[Dataset entries]:
# # # # #

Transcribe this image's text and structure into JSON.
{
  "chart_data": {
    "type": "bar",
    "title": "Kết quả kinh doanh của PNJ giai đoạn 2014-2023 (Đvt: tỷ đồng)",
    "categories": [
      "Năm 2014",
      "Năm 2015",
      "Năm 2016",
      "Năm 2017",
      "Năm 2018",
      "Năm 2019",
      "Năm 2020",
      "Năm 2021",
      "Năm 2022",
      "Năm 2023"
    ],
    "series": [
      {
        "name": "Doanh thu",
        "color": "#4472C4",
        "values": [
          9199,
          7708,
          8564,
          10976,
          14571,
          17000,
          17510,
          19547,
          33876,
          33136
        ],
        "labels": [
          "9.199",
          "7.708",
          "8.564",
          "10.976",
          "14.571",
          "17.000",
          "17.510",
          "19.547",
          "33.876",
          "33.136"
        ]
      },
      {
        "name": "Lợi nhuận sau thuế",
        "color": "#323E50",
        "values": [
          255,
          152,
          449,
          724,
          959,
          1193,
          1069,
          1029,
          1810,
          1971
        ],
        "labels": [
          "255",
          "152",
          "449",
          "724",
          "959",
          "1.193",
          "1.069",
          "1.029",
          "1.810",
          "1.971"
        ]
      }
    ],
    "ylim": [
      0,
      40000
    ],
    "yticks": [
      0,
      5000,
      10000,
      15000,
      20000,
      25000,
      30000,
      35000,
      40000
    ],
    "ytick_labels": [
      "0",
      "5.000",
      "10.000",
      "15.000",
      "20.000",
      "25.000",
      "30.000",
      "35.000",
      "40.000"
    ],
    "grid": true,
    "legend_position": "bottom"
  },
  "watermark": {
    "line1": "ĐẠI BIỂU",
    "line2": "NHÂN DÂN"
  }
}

# # # # #

[Objective]: Return all of the entries word for word.

[Response below]:
Transcribe this image's text and structure into JSON.
{
  "chart_data": {
    "type": "bar",
    "title": "Kết quả kinh doanh của PNJ giai đoạn 2014-2023 (Đvt: tỷ đồng)",
    "categories": [
      "Năm 2014",
      "Năm 2015",
      "Năm 2016",
      "Năm 2017",
      "Năm 2018",
      "Năm 2019",
      "Năm 2020",
      "Năm 2021",
      "Năm 2022",
      "Năm 2023"
    ],
    "series": [
      {
        "name": "Doanh thu",
        "color": "#4472C4",
        "values": [
          9199,
          7708,
          8564,
          10976,
          14571,
          17000,
          17510,
          19547,
          33876,
          33136
        ],
        "labels": [
          "9.199",
          "7.708",
          "8.564",
          "10.976",
          "14.571",
          "17.000",
          "17.510",
          "19.547",
          "33.876",
          "33.136"
        ]
      },
      {
        "name": "Lợi nhuận sau thuế",
        "color": "#323E50",
        "values": [
          255,
          152,
          449,
          724,
          959,
          1193,
          1069,
          1029,
          1810,
          1971
        ],
        "labels": [
          "255",
          "152",
          "449",
          "724",
          "959",
          "1.193",
          "1.069",
          "1.029",
          "1.810",
          "1.971"
        ]
      }
    ],
    "ylim": [
      0,
      40000
    ],
    "yticks": [
      0,
      5000,
      10000,
      15000,
      20000,
      25000,
      30000,
      35000,
      40000
    ],
    "ytick_labels": [
      "0",
      "5.000",
      "10.000",
      "15.000",
      "20.000",
      "25.000",
      "30.000",
      "35.000",
      "40.000"
    ],
    "grid": true,
    "legend_position": "bottom"
  },
  "watermark": {
    "line1": "ĐẠI BIỂU",
    "line2": "NHÂN DÂN"
  }
}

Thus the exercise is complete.